■ GIVEN REQUEST ■
Extract each record and reproduce it exactly.

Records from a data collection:
===============

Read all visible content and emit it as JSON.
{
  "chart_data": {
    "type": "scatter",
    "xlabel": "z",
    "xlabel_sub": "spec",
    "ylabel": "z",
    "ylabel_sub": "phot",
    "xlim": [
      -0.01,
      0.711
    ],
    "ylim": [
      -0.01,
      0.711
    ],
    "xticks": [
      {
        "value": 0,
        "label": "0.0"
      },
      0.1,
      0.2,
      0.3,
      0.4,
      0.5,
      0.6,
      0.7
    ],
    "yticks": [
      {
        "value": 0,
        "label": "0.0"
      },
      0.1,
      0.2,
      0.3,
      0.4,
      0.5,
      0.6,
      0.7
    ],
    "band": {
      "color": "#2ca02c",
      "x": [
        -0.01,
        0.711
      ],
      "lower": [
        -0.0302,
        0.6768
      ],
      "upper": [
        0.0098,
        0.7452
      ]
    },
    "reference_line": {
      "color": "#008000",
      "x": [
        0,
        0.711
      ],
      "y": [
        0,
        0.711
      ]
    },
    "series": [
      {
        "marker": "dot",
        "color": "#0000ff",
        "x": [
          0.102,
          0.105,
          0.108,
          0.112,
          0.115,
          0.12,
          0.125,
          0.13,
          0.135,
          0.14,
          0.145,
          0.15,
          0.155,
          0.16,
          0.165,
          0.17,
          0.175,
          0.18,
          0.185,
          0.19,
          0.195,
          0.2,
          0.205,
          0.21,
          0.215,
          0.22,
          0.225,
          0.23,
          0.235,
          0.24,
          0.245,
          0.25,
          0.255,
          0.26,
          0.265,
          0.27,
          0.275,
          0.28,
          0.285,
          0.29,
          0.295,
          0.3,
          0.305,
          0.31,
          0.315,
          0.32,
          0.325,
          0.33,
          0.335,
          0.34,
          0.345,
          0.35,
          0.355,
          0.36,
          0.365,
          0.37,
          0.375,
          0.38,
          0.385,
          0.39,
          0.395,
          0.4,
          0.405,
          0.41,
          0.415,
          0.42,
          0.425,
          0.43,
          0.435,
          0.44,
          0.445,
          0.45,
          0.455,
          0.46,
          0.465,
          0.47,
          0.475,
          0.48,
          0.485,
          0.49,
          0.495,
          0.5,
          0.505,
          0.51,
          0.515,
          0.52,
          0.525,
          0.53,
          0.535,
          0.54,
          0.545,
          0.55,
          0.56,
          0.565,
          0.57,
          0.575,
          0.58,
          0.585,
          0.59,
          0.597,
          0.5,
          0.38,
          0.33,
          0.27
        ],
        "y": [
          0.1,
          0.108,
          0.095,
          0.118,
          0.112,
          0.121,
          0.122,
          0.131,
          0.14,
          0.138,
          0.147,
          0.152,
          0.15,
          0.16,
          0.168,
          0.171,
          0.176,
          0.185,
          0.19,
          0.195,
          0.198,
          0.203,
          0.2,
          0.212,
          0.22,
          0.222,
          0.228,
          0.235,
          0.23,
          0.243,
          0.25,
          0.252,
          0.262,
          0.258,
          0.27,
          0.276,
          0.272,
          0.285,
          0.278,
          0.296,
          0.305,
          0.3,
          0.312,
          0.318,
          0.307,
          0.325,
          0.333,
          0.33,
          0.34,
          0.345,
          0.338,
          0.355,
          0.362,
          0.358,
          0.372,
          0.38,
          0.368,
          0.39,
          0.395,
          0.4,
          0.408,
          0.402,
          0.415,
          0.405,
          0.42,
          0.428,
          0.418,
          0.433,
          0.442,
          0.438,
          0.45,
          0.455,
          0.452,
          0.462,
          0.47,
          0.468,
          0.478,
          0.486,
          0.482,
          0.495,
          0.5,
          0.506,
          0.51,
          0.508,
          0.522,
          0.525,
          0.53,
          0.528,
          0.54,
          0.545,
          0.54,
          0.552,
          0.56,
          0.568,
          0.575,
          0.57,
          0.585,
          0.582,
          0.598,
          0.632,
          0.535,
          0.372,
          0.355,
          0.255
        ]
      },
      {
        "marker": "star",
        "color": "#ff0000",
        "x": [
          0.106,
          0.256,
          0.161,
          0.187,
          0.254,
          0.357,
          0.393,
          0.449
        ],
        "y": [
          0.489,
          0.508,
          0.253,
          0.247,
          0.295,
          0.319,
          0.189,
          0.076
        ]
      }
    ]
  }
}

===============

■ OUTPUT FOR THIS TASK ■
Read all visible content and emit it as JSON.
{
  "chart_data": {
    "type": "scatter",
    "xlabel": "z",
    "xlabel_sub": "spec",
    "ylabel": "z",
    "ylabel_sub": "phot",
    "xlim": [
      -0.01,
      0.711
    ],
    "ylim": [
      -0.01,
      0.711
    ],
    "xticks": [
      {
        "value": 0,
        "label": "0.0"
      },
      0.1,
      0.2,
      0.3,
      0.4,
      0.5,
      0.6,
      0.7
    ],
    "yticks": [
      {
        "value": 0,
        "label": "0.0"
      },
      0.1,
      0.2,
      0.3,
      0.4,
      0.5,
      0.6,
      0.7
    ],
    "band": {
      "color": "#2ca02c",
      "x": [
        -0.01,
        0.711
      ],
      "lower": [
        -0.0302,
        0.6768
      ],
      "upper": [
        0.0098,
        0.7452
      ]
    },
    "reference_line": {
      "color": "#008000",
      "x": [
        0,
        0.711
      ],
      "y": [
        0,
        0.711
      ]
    },
    "series": [
      {
        "marker": "dot",
        "color": "#0000ff",
        "x": [
          0.102,
          0.105,
          0.108,
          0.112,
          0.115,
          0.12,
          0.125,
          0.13,
          0.135,
          0.14,
          0.145,
          0.15,
          0.155,
          0.16,
          0.165,
          0.17,
          0.175,
          0.18,
          0.185,
          0.19,
          0.195,
          0.2,
          0.205,
          0.21,
          0.215,
          0.22,
          0.225,
          0.23,
          0.235,
          0.24,
          0.245,
          0.25,
          0.255,
          0.26,
          0.265,
          0.27,
          0.275,
          0.28,
          0.285,
          0.29,
          0.295,
          0.3,
          0.305,
          0.31,
          0.315,
          0.32,
          0.325,
          0.33,
          0.335,
          0.34,
          0.345,
          0.35,
          0.355,
          0.36,
          0.365,
          0.37,
          0.375,
          0.38,
          0.385,
          0.39,
          0.395,
          0.4,
          0.405,
          0.41,
          0.415,
          0.42,
          0.425,
          0.43,
          0.435,
          0.44,
          0.445,
          0.45,
          0.455,
          0.46,
          0.465,
          0.47,
          0.475,
          0.48,
          0.485,
          0.49,
          0.495,
          0.5,
          0.505,
          0.51,
          0.515,
          0.52,
          0.525,
          0.53,
          0.535,
          0.54,
          0.545,
          0.55,
          0.56,
          0.565,
          0.57,
          0.575,
          0.58,
          0.585,
          0.59,
          0.597,
          0.5,
          0.38,
          0.33,
          0.27
        ],
        "y": [
          0.1,
          0.108,
          0.095,
          0.118,
          0.112,
          0.121,
          0.122,
          0.131,
          0.14,
          0.138,
          0.147,
          0.152,
          0.15,
          0.16,
          0.168,
          0.171,
          0.176,
          0.185,
          0.19,
          0.195,
          0.198,
          0.203,
          0.2,
          0.212,
          0.22,
          0.222,
          0.228,
          0.235,
          0.23,
          0.243,
          0.25,
          0.252,
          0.262,
          0.258,
          0.27,
          0.276,
          0.272,
          0.285,
          0.278,
          0.296,
          0.305,
          0.3,
          0.312,
          0.318,
          0.307,
          0.325,
          0.333,
          0.33,
          0.34,
          0.345,
          0.338,
          0.355,
          0.362,
          0.358,
          0.372,
          0.38,
          0.368,
          0.39,
          0.395,
          0.4,
          0.408,
          0.402,
          0.415,
          0.405,
          0.42,
          0.428,
          0.418,
          0.433,
          0.442,
          0.438,
          0.45,
          0.455,
          0.452,
          0.462,
          0.47,
          0.468,
          0.478,
          0.486,
          0.482,
          0.495,
          0.5,
          0.506,
          0.51,
          0.508,
          0.522,
          0.525,
          0.53,
          0.528,
          0.54,
          0.545,
          0.54,
          0.552,
          0.56,
          0.568,
          0.575,
          0.57,
          0.585,
          0.582,
          0.598,
          0.632,
          0.535,
          0.372,
          0.355,
          0.255
        ]
      },
      {
        "marker": "star",
        "color": "#ff0000",
        "x": [
          0.106,
          0.256,
          0.161,
          0.187,
          0.254,
          0.357,
          0.393,
          0.449
        ],
        "y": [
          0.489,
          0.508,
          0.253,
          0.247,
          0.295,
          0.319,
          0.189,
          0.076
        ]
      }
    ]
  }
}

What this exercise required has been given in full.